--- start of RECORD LIST ---

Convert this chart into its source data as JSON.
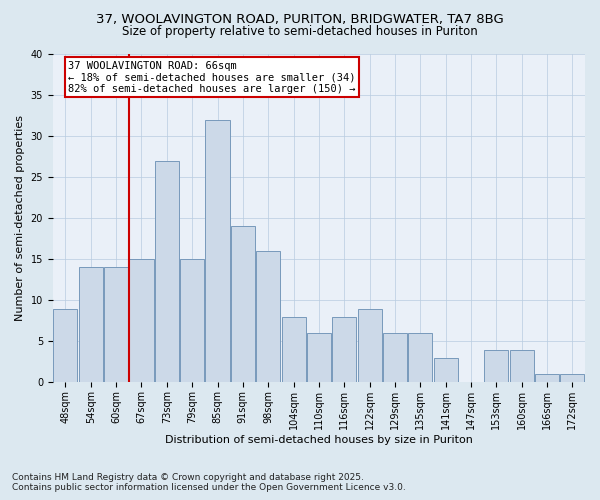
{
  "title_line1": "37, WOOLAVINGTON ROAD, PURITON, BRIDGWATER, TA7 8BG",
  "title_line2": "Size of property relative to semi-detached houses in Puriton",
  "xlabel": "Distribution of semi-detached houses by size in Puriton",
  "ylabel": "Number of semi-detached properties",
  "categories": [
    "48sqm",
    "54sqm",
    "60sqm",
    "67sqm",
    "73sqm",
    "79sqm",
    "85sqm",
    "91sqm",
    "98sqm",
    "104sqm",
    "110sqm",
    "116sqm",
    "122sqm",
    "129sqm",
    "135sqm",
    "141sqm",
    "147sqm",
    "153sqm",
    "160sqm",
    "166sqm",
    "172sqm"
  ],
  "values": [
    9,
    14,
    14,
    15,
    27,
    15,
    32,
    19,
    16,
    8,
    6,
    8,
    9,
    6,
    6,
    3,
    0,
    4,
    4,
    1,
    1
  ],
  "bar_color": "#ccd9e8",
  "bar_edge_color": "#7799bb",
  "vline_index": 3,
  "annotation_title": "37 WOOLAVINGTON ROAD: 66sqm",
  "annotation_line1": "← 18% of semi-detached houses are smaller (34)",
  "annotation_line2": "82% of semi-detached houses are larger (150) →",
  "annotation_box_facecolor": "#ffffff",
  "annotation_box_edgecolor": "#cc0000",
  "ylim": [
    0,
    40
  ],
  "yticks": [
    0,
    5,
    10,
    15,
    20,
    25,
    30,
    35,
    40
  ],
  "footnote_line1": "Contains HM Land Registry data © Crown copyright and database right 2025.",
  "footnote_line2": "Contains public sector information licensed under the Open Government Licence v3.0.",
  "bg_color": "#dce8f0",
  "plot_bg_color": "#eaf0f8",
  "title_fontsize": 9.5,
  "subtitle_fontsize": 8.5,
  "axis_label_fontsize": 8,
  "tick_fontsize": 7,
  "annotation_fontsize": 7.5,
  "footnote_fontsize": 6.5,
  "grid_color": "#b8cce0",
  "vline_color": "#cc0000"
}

--- end of RECORD LIST ---
--- start of RECORD LIST ---

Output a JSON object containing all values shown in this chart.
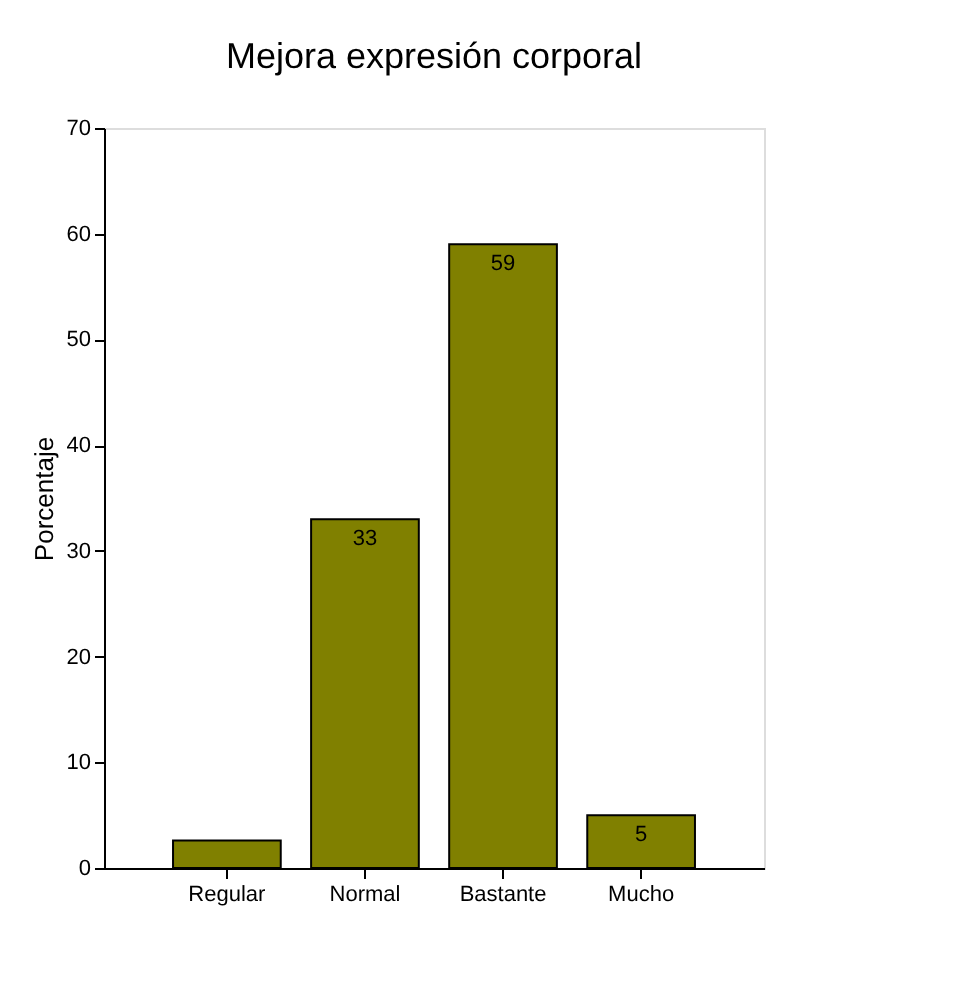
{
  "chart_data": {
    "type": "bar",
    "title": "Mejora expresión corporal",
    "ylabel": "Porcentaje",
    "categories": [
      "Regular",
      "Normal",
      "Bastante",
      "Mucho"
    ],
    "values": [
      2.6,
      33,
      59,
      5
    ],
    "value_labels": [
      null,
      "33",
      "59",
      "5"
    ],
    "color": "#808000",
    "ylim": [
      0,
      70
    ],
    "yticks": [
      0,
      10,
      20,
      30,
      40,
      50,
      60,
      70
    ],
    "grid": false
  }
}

--- end of RECORD LIST ---

### PROBLEM TO WORK ON
Count how many lines contain "ROAD" and give only that count.

### ANSWER TO THE EXERCISE
2